Stored items
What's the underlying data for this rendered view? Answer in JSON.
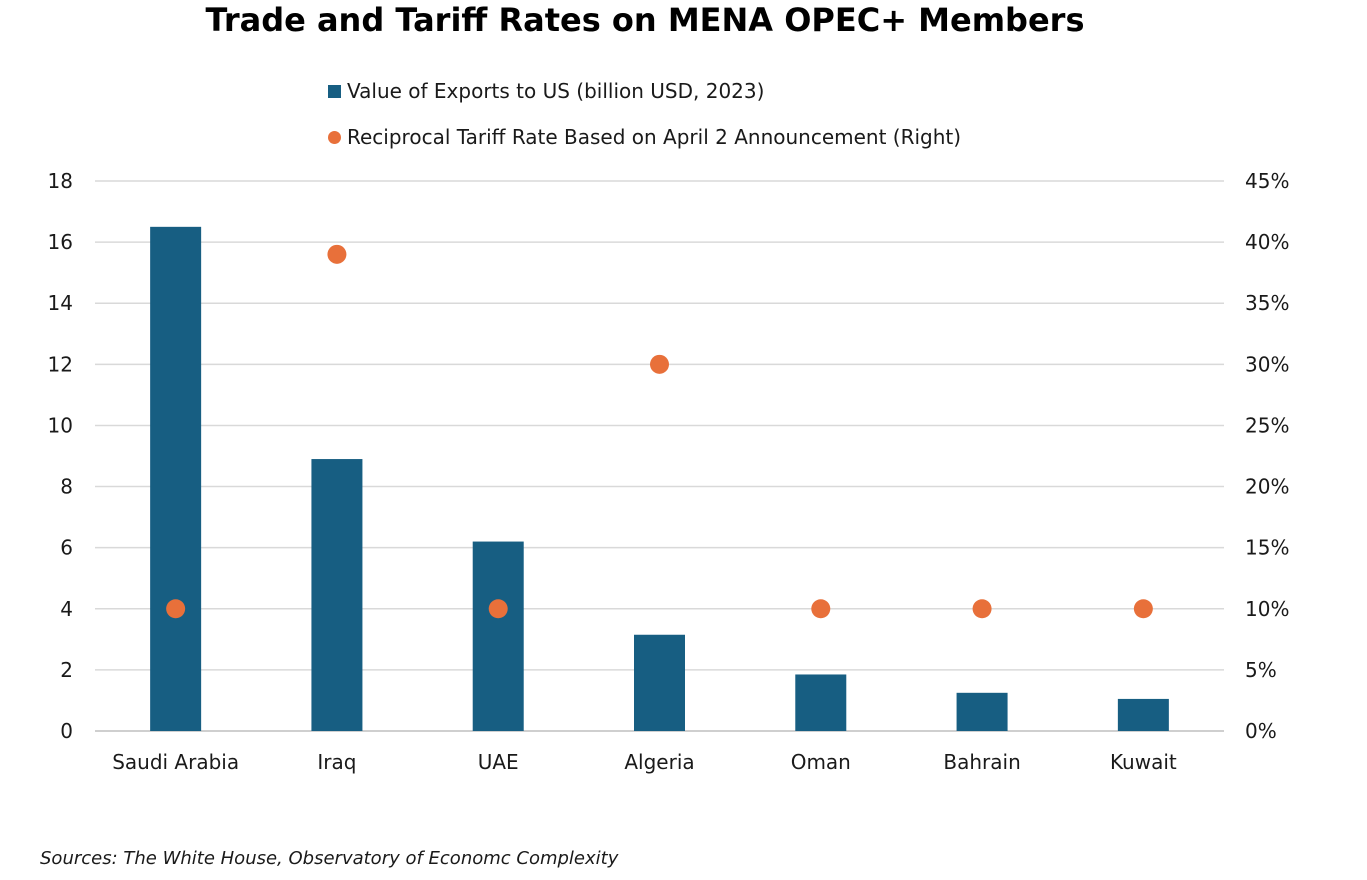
{
  "chart_data": {
    "type": "bar",
    "title": "Trade and Tariff Rates on MENA OPEC+ Members",
    "categories": [
      "Saudi Arabia",
      "Iraq",
      "UAE",
      "Algeria",
      "Oman",
      "Bahrain",
      "Kuwait"
    ],
    "series": [
      {
        "name": "Value of Exports to US (billion USD, 2023)",
        "type": "bar",
        "axis": "left",
        "color": "#175e82",
        "values": [
          16.5,
          8.9,
          6.2,
          3.15,
          1.85,
          1.25,
          1.05
        ]
      },
      {
        "name": "Reciprocal Tariff Rate Based on April 2 Announcement (Right)",
        "type": "scatter",
        "axis": "right",
        "color": "#e8703a",
        "values": [
          10,
          39,
          10,
          30,
          10,
          10,
          10
        ]
      }
    ],
    "y_left": {
      "ylim": [
        0,
        18
      ],
      "ticks": [
        "0",
        "2",
        "4",
        "6",
        "8",
        "10",
        "12",
        "14",
        "16",
        "18"
      ]
    },
    "y_right": {
      "ylim": [
        0,
        45
      ],
      "ticks": [
        "0%",
        "5%",
        "10%",
        "15%",
        "20%",
        "25%",
        "30%",
        "35%",
        "40%",
        "45%"
      ]
    },
    "grid": true,
    "legend_position": "top-center",
    "source": "Sources: The White House, Observatory of Economc Complexity"
  }
}
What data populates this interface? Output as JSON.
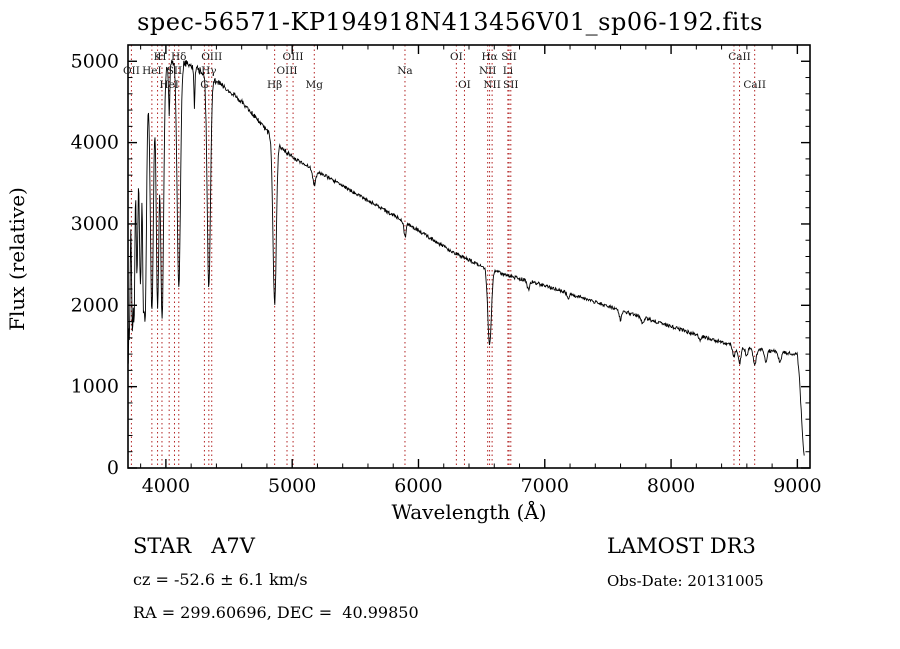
{
  "chart_data": {
    "type": "line",
    "title": "spec-56571-KP194918N413456V01_sp06-192.fits",
    "xlabel": "Wavelength (Å)",
    "ylabel": "Flux (relative)",
    "xlim": [
      3700,
      9100
    ],
    "ylim": [
      0,
      5200
    ],
    "x_ticks": [
      4000,
      5000,
      6000,
      7000,
      8000,
      9000
    ],
    "x_minor_step": 200,
    "y_ticks": [
      0,
      1000,
      2000,
      3000,
      4000,
      5000
    ],
    "y_minor_step": 200,
    "axis_color": "#000000",
    "line_color": "#000000",
    "marker_color": "#b22222",
    "label_color": "#1a1a1a",
    "continuum": [
      [
        3700,
        900
      ],
      [
        3706,
        2600
      ],
      [
        3712,
        3900
      ],
      [
        3720,
        4350
      ],
      [
        3740,
        4520
      ],
      [
        3780,
        4600
      ],
      [
        3850,
        4720
      ],
      [
        3920,
        4820
      ],
      [
        4000,
        4920
      ],
      [
        4060,
        4990
      ],
      [
        4140,
        4990
      ],
      [
        4220,
        4930
      ],
      [
        4300,
        4860
      ],
      [
        4380,
        4780
      ],
      [
        4460,
        4690
      ],
      [
        4540,
        4590
      ],
      [
        4620,
        4470
      ],
      [
        4700,
        4330
      ],
      [
        4780,
        4180
      ],
      [
        4861,
        4030
      ],
      [
        4940,
        3900
      ],
      [
        5020,
        3800
      ],
      [
        5120,
        3710
      ],
      [
        5220,
        3630
      ],
      [
        5320,
        3540
      ],
      [
        5420,
        3450
      ],
      [
        5520,
        3360
      ],
      [
        5620,
        3270
      ],
      [
        5720,
        3180
      ],
      [
        5820,
        3090
      ],
      [
        5920,
        3000
      ],
      [
        6020,
        2900
      ],
      [
        6120,
        2800
      ],
      [
        6220,
        2700
      ],
      [
        6320,
        2620
      ],
      [
        6420,
        2540
      ],
      [
        6520,
        2470
      ],
      [
        6620,
        2410
      ],
      [
        6720,
        2360
      ],
      [
        6820,
        2320
      ],
      [
        6920,
        2280
      ],
      [
        7020,
        2230
      ],
      [
        7120,
        2180
      ],
      [
        7220,
        2130
      ],
      [
        7320,
        2080
      ],
      [
        7420,
        2030
      ],
      [
        7520,
        1980
      ],
      [
        7620,
        1930
      ],
      [
        7720,
        1880
      ],
      [
        7820,
        1830
      ],
      [
        7920,
        1780
      ],
      [
        8020,
        1730
      ],
      [
        8120,
        1680
      ],
      [
        8220,
        1630
      ],
      [
        8320,
        1580
      ],
      [
        8420,
        1540
      ],
      [
        8520,
        1505
      ],
      [
        8620,
        1475
      ],
      [
        8720,
        1455
      ],
      [
        8820,
        1435
      ],
      [
        8920,
        1415
      ],
      [
        9000,
        1395
      ],
      [
        9015,
        1150
      ],
      [
        9030,
        700
      ],
      [
        9045,
        300
      ],
      [
        9055,
        130
      ]
    ],
    "absorption_lines": [
      {
        "center": 3712,
        "depth": 0.55,
        "sigma": 6
      },
      {
        "center": 3734,
        "depth": 0.6,
        "sigma": 8
      },
      {
        "center": 3750,
        "depth": 0.5,
        "sigma": 6
      },
      {
        "center": 3771,
        "depth": 0.48,
        "sigma": 7
      },
      {
        "center": 3798,
        "depth": 0.52,
        "sigma": 9
      },
      {
        "center": 3820,
        "depth": 0.3,
        "sigma": 5
      },
      {
        "center": 3835,
        "depth": 0.62,
        "sigma": 11
      },
      {
        "center": 3889,
        "depth": 0.6,
        "sigma": 12
      },
      {
        "center": 3934,
        "depth": 0.58,
        "sigma": 10
      },
      {
        "center": 3970,
        "depth": 0.62,
        "sigma": 12
      },
      {
        "center": 4026,
        "depth": 0.12,
        "sigma": 5
      },
      {
        "center": 4102,
        "depth": 0.56,
        "sigma": 13
      },
      {
        "center": 4226,
        "depth": 0.1,
        "sigma": 4
      },
      {
        "center": 4340,
        "depth": 0.54,
        "sigma": 13
      },
      {
        "center": 4861,
        "depth": 0.5,
        "sigma": 13
      },
      {
        "center": 5175,
        "depth": 0.05,
        "sigma": 12
      },
      {
        "center": 5893,
        "depth": 0.06,
        "sigma": 9
      },
      {
        "center": 6563,
        "depth": 0.38,
        "sigma": 14
      },
      {
        "center": 6870,
        "depth": 0.05,
        "sigma": 8
      },
      {
        "center": 7186,
        "depth": 0.03,
        "sigma": 8
      },
      {
        "center": 7600,
        "depth": 0.06,
        "sigma": 10
      },
      {
        "center": 7774,
        "depth": 0.04,
        "sigma": 10
      },
      {
        "center": 8227,
        "depth": 0.03,
        "sigma": 8
      },
      {
        "center": 8498,
        "depth": 0.1,
        "sigma": 10
      },
      {
        "center": 8542,
        "depth": 0.14,
        "sigma": 12
      },
      {
        "center": 8598,
        "depth": 0.08,
        "sigma": 9
      },
      {
        "center": 8662,
        "depth": 0.13,
        "sigma": 12
      },
      {
        "center": 8750,
        "depth": 0.09,
        "sigma": 11
      },
      {
        "center": 8862,
        "depth": 0.08,
        "sigma": 11
      }
    ],
    "noise": {
      "seed": 20131005,
      "step": 4,
      "bands": [
        [
          3800,
          70
        ],
        [
          4400,
          42
        ],
        [
          5000,
          30
        ],
        [
          9200,
          22
        ]
      ]
    },
    "spectral_lines": [
      {
        "wavelength": 3727,
        "label": "OII",
        "row": 1
      },
      {
        "wavelength": 3889,
        "label": "HeI",
        "row": 1
      },
      {
        "wavelength": 3934,
        "label": "K",
        "row": 0
      },
      {
        "wavelength": 3969,
        "label": "H",
        "row": 0
      },
      {
        "wavelength": 4026,
        "label": "HeI",
        "row": 2
      },
      {
        "wavelength": 4068,
        "label": "SII",
        "row": 1
      },
      {
        "wavelength": 4102,
        "label": "Hδ",
        "row": 0
      },
      {
        "wavelength": 4305,
        "label": "G",
        "row": 2
      },
      {
        "wavelength": 4340,
        "label": "Hγ",
        "row": 1
      },
      {
        "wavelength": 4363,
        "label": "OIII",
        "row": 0
      },
      {
        "wavelength": 4861,
        "label": "Hβ",
        "row": 2
      },
      {
        "wavelength": 4959,
        "label": "OIII",
        "row": 1
      },
      {
        "wavelength": 5007,
        "label": "OIII",
        "row": 0
      },
      {
        "wavelength": 5175,
        "label": "Mg",
        "row": 2
      },
      {
        "wavelength": 5893,
        "label": "Na",
        "row": 1
      },
      {
        "wavelength": 6300,
        "label": "OI",
        "row": 0
      },
      {
        "wavelength": 6364,
        "label": "OI",
        "row": 2
      },
      {
        "wavelength": 6548,
        "label": "NII",
        "row": 1
      },
      {
        "wavelength": 6563,
        "label": "Hα",
        "row": 0
      },
      {
        "wavelength": 6583,
        "label": "NII",
        "row": 2
      },
      {
        "wavelength": 6708,
        "label": "Li",
        "row": 1
      },
      {
        "wavelength": 6717,
        "label": "SII",
        "row": 0
      },
      {
        "wavelength": 6731,
        "label": "SII",
        "row": 2
      },
      {
        "wavelength": 8498,
        "label": "",
        "row": 0
      },
      {
        "wavelength": 8542,
        "label": "CaII",
        "row": 0
      },
      {
        "wavelength": 8662,
        "label": "CaII",
        "row": 2
      }
    ]
  },
  "annotations": {
    "class_label": "STAR   A7V",
    "survey": "LAMOST DR3",
    "cz": "cz = -52.6 ± 6.1 km/s",
    "obs_date": "Obs-Date: 20131005",
    "coords": "RA = 299.60696, DEC =  40.99850"
  }
}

PROBLEM TO WORK ON: Gather each line that holds "Tariff".

ANSWER TO THE EXERCISE:
    "title": "Trade and Tariff Rates on MENA OPEC+ Members",
        "name": "Reciprocal Tariff Rate Based on April 2 Announcement (Right)",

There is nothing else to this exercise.